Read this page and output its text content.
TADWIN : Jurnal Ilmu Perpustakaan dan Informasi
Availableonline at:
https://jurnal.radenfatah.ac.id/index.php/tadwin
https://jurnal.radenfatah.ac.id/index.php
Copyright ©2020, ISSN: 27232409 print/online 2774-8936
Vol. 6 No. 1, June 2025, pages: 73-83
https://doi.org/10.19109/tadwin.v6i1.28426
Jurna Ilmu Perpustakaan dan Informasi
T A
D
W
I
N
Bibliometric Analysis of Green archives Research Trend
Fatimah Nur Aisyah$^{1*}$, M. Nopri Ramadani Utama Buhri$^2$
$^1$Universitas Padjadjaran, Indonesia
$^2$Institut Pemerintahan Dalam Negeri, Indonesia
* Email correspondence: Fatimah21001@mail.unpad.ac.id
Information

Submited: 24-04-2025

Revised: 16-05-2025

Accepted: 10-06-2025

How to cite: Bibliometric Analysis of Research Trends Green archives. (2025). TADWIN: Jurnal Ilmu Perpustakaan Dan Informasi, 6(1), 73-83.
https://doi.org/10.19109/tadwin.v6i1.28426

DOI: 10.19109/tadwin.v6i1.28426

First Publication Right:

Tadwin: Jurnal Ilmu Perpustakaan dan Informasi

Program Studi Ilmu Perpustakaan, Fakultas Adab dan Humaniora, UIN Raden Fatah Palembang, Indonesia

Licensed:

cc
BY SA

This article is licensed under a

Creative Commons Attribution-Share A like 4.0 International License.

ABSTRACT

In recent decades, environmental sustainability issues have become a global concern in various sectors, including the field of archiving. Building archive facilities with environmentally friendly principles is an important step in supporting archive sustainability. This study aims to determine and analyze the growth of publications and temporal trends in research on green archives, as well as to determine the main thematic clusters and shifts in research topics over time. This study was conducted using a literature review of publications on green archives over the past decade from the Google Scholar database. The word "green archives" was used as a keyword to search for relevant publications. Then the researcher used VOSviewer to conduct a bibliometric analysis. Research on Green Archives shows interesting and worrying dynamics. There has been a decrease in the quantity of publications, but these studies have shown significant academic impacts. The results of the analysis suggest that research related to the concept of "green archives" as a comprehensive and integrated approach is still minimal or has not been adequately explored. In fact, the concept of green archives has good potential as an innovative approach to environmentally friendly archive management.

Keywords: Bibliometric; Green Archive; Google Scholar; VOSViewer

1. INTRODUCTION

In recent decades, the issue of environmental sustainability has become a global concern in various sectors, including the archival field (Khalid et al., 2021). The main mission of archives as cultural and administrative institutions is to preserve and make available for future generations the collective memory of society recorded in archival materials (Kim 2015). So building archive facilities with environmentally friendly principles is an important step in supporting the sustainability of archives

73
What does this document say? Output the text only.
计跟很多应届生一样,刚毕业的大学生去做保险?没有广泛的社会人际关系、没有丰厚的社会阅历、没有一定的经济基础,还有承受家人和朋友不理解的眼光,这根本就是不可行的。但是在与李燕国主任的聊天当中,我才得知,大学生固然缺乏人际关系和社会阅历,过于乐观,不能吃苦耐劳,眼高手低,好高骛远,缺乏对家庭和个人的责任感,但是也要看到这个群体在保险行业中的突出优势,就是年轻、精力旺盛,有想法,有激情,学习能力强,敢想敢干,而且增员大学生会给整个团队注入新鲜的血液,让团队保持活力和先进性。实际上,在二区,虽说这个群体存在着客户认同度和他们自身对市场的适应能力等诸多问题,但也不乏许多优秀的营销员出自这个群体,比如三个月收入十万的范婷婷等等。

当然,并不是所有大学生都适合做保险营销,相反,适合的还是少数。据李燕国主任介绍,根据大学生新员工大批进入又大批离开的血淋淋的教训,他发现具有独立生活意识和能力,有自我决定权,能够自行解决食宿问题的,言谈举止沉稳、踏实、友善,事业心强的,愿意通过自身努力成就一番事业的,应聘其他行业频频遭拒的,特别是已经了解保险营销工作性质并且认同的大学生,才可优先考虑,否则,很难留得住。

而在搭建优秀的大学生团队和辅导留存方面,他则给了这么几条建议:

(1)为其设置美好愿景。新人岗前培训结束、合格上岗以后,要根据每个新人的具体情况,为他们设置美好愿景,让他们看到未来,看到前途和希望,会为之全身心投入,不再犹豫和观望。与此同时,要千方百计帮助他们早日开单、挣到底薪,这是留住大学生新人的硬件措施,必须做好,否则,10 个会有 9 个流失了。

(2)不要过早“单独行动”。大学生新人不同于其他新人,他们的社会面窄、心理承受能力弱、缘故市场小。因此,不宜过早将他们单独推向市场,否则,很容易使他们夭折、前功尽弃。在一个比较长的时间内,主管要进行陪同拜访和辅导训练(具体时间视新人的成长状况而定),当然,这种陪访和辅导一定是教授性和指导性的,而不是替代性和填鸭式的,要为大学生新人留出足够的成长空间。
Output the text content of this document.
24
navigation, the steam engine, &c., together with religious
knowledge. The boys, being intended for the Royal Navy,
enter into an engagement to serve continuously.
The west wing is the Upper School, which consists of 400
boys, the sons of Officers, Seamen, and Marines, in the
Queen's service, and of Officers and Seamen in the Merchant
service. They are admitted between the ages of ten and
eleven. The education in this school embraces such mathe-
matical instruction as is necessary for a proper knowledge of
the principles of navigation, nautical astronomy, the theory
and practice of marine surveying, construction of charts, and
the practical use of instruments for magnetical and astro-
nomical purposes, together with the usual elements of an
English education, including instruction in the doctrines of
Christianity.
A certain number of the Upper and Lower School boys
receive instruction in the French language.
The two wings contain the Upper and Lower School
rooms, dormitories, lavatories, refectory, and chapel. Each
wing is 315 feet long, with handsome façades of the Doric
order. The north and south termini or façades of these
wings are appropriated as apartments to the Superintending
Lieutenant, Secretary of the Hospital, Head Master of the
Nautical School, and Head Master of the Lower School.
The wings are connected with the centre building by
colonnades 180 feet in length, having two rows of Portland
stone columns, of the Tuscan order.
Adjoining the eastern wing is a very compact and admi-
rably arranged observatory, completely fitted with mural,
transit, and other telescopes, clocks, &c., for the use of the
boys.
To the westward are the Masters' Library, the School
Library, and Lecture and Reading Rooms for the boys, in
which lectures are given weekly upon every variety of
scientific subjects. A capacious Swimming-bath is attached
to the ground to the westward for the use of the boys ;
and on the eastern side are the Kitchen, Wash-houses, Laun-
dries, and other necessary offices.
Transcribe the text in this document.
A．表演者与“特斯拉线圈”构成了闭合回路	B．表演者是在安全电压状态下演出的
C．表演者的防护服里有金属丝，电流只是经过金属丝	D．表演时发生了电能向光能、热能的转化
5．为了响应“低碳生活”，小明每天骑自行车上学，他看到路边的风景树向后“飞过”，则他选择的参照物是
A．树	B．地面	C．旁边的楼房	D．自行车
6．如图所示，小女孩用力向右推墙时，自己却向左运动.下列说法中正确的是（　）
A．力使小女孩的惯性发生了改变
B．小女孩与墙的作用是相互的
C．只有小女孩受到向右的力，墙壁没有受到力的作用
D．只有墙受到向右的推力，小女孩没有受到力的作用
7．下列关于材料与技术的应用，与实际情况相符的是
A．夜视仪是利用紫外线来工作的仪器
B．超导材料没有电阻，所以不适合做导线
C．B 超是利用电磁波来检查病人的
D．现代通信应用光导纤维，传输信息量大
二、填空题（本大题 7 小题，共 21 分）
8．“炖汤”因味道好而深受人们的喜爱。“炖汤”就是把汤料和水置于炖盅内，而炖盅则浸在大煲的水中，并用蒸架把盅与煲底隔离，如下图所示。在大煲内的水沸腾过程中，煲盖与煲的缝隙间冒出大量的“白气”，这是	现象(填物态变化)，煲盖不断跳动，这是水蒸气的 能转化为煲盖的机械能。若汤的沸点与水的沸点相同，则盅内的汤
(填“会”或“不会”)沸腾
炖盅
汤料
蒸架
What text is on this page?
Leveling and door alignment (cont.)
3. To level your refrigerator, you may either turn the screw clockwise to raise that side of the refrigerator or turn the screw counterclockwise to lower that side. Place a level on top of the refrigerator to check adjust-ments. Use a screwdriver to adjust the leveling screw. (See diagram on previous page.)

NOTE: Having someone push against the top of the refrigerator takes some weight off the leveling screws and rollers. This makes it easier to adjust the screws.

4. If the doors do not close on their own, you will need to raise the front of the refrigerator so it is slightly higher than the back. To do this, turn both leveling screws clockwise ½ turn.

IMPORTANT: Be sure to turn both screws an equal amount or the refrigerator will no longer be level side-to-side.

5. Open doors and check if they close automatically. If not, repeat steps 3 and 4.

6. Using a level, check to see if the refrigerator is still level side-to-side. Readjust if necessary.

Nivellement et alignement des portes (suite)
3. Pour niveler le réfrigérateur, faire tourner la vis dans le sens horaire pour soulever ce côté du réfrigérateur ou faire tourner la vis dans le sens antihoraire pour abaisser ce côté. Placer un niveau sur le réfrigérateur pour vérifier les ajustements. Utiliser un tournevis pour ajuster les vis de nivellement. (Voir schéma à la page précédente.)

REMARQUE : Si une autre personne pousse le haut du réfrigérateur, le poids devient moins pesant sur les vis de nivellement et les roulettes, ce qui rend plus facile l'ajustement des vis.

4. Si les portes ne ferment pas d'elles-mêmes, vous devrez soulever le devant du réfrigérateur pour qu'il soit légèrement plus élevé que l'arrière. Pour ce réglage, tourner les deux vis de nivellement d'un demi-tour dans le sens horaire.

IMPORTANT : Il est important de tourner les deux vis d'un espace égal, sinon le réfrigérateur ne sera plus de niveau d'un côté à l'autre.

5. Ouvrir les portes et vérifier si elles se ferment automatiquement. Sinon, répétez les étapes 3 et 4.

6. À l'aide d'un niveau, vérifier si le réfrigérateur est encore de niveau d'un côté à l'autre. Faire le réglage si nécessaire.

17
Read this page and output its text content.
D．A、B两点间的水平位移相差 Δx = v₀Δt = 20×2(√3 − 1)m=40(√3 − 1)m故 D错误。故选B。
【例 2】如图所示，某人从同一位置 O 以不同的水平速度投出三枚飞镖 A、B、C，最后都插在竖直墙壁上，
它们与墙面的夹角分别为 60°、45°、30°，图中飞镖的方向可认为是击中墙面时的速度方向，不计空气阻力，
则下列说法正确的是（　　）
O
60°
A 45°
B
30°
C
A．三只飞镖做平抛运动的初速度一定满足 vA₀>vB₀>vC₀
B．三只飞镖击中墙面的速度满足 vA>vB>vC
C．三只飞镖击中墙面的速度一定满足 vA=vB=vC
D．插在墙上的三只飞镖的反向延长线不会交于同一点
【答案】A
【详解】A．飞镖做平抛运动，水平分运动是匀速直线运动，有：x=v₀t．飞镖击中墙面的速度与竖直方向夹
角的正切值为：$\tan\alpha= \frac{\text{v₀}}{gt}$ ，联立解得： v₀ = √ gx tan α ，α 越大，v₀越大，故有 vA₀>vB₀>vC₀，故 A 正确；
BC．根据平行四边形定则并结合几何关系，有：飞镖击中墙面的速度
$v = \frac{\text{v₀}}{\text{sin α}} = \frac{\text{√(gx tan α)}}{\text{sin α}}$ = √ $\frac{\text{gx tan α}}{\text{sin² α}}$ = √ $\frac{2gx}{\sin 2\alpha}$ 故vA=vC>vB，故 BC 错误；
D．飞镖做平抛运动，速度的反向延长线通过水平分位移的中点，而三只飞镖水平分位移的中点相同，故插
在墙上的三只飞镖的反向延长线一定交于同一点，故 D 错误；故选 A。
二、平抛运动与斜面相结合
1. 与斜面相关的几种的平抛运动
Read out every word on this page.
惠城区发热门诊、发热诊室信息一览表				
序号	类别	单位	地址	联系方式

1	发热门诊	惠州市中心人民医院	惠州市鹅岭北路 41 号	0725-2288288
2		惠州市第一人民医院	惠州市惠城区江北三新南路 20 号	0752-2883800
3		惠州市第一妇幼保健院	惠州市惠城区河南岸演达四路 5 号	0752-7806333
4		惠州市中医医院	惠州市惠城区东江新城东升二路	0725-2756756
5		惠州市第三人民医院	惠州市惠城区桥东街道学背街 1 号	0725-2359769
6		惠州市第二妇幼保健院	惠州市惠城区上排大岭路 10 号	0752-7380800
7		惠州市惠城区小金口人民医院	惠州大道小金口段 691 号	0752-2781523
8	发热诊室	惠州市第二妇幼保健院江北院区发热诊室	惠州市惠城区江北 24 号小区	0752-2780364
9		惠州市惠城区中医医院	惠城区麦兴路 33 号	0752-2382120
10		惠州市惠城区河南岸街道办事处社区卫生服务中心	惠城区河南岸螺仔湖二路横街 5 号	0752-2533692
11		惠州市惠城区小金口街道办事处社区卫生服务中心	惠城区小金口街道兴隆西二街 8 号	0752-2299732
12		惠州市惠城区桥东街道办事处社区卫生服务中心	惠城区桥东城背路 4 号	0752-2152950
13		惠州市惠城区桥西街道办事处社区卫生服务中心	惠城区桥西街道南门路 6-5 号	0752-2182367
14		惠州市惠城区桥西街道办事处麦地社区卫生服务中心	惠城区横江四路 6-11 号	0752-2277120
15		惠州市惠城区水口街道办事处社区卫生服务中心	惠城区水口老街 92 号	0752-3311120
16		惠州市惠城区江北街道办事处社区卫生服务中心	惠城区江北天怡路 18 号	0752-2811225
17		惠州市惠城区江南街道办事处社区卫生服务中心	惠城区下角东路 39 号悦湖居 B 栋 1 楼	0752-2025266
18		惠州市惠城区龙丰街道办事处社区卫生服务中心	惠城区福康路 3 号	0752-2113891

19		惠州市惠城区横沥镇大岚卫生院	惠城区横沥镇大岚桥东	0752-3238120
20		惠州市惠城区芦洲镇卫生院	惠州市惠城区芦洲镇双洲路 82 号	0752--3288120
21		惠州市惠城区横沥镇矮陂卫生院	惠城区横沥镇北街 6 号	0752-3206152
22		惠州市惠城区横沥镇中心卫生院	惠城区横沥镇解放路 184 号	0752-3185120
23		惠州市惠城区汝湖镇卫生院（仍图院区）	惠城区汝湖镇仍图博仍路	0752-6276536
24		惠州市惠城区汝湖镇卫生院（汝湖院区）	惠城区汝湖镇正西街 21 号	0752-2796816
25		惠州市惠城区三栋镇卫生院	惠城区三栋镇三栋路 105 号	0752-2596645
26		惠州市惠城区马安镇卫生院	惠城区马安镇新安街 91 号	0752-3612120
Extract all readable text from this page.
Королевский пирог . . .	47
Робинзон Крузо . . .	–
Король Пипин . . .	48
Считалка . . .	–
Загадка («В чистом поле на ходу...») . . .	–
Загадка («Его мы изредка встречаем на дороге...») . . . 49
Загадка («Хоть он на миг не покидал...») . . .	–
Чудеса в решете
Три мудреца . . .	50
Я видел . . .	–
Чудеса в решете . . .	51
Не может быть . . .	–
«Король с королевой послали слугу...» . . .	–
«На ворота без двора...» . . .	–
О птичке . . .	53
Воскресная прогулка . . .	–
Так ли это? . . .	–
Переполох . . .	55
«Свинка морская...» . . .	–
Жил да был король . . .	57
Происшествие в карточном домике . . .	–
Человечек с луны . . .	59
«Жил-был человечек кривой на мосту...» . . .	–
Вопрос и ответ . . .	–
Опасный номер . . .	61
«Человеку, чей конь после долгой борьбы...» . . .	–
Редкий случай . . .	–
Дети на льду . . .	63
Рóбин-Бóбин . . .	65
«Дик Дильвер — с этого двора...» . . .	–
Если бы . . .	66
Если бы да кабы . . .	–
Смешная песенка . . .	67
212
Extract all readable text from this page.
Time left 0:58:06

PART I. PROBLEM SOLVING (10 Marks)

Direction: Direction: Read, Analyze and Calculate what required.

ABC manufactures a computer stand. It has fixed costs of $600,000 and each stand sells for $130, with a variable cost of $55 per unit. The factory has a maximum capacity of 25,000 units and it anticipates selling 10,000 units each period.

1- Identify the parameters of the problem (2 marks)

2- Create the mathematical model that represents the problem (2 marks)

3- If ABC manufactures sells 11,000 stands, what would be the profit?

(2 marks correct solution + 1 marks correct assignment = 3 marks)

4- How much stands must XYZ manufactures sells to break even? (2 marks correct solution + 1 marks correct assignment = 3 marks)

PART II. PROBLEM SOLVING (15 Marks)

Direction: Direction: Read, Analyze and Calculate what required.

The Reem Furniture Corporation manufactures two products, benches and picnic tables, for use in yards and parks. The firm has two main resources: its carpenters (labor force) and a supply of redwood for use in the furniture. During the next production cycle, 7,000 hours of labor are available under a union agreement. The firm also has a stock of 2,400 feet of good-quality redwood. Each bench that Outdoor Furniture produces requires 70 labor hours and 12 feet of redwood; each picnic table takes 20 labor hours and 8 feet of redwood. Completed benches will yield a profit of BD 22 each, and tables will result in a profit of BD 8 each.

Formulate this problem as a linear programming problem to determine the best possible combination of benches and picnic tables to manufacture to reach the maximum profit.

________________

WHAT YOU HAVE TO DO:
Note each line of the entries that has "Ilmu" in it, and copy those lines.

ANSWER FOR THE TASK:
TADWIN : Jurnal Ilmu Perpustakaan dan Informasi
Jurna Ilmu Perpustakaan dan Informasi
How to cite: Bibliometric Analysis of Research Trends Green archives. (2025). TADWIN: Jurnal Ilmu Perpustakaan Dan Informasi, 6(1), 73-83.
Tadwin: Jurnal Ilmu Perpustakaan dan Informasi
Program Studi Ilmu Perpustakaan, Fakultas Adab dan Humaniora, UIN Raden Fatah Palembang, Indonesia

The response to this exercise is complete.